> TASK DETAILS: For the listing below, output exactly the lines from the line with "What's the underlying" up to and including the line with "Serialize everything readable", and no other lines.

> RECORDED INFORMATION:
== == ==

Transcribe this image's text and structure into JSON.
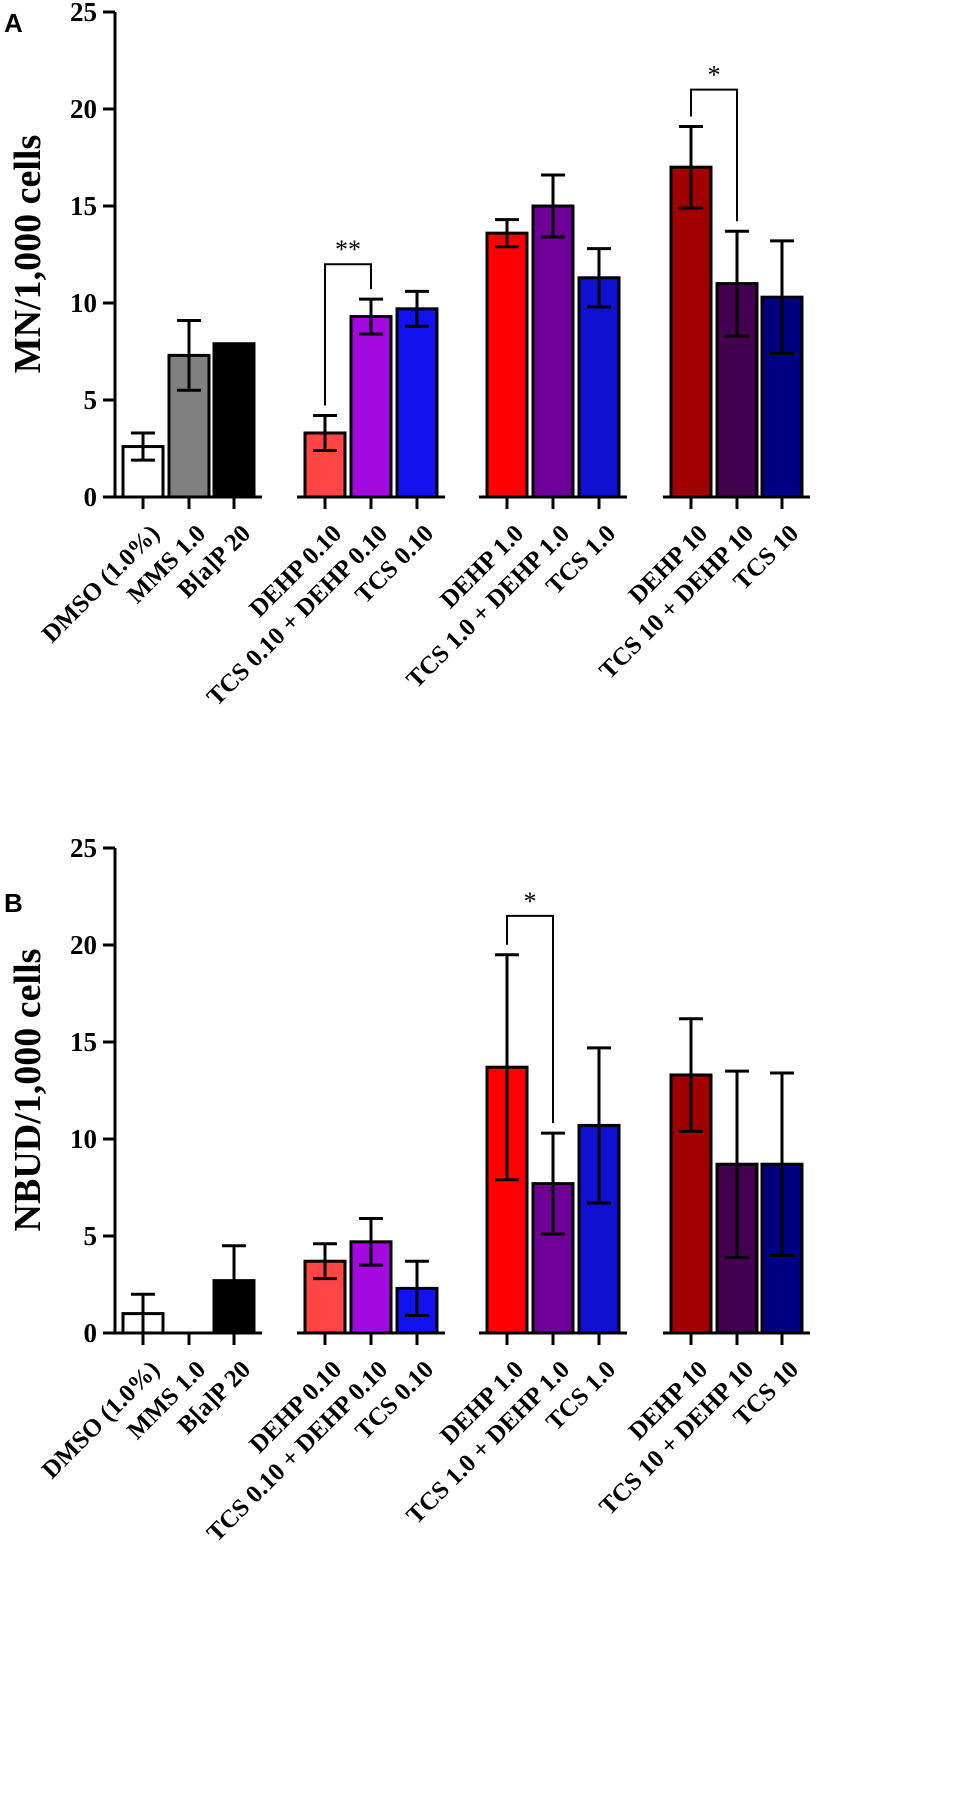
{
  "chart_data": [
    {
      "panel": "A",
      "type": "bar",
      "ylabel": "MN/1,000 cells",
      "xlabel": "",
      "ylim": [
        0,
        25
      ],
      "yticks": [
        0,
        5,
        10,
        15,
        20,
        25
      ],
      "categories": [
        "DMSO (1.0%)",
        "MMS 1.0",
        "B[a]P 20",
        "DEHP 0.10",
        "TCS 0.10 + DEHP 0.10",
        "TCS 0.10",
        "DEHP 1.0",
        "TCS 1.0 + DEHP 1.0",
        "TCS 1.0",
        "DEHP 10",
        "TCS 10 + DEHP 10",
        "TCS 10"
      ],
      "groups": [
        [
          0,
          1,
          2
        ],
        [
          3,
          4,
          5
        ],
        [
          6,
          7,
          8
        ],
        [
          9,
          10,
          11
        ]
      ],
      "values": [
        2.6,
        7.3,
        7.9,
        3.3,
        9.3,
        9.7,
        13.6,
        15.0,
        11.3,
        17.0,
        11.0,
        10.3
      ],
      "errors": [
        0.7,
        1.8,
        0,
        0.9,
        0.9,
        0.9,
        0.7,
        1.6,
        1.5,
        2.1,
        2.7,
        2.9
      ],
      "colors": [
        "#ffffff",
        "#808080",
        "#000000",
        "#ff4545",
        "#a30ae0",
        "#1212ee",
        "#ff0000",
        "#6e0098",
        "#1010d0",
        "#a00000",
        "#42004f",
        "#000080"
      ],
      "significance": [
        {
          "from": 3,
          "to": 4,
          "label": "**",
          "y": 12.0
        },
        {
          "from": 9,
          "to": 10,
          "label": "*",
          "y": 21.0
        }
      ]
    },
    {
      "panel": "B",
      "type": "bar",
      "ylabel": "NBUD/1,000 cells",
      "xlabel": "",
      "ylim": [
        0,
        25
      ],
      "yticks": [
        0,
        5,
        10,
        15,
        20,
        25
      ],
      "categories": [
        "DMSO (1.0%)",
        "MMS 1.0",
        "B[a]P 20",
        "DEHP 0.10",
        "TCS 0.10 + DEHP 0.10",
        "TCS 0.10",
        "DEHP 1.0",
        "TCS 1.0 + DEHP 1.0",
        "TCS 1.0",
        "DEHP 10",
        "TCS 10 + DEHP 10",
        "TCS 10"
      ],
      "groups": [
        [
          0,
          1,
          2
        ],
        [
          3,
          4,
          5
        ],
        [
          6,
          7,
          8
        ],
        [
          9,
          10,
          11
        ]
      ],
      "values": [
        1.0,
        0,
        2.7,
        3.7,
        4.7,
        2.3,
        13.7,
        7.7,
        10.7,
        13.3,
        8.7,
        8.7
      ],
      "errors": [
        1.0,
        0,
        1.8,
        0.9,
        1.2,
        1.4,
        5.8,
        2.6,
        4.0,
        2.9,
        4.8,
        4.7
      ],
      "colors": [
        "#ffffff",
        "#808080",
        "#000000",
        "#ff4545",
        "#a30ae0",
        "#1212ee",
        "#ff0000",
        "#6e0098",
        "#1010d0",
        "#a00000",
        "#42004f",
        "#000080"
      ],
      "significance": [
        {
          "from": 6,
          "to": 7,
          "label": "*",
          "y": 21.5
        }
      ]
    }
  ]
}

== == ==

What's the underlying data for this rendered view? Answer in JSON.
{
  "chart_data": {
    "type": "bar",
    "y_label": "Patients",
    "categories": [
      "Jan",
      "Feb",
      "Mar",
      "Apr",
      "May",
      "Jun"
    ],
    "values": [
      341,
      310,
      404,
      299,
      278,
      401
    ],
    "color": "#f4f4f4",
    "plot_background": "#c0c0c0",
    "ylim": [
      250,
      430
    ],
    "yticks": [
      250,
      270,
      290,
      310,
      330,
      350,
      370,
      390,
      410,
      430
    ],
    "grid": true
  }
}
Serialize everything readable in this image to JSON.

== == ==

> SOLUTION TO THE EXERCISE:
What's the underlying data for this rendered view? Answer in JSON.
{
  "chart_data": {
    "type": "bar",
    "y_label": "Patients",
    "categories": [
      "Jan",
      "Feb",
      "Mar",
      "Apr",
      "May",
      "Jun"
    ],
    "values": [
      341,
      310,
      404,
      299,
      278,
      401
    ],
    "color": "#f4f4f4",
    "plot_background": "#c0c0c0",
    "ylim": [
      250,
      430
    ],
    "yticks": [
      250,
      270,
      290,
      310,
      330,
      350,
      370,
      390,
      410,
      430
    ],
    "grid": true
  }
}
Serialize everything readable in this image to JSON.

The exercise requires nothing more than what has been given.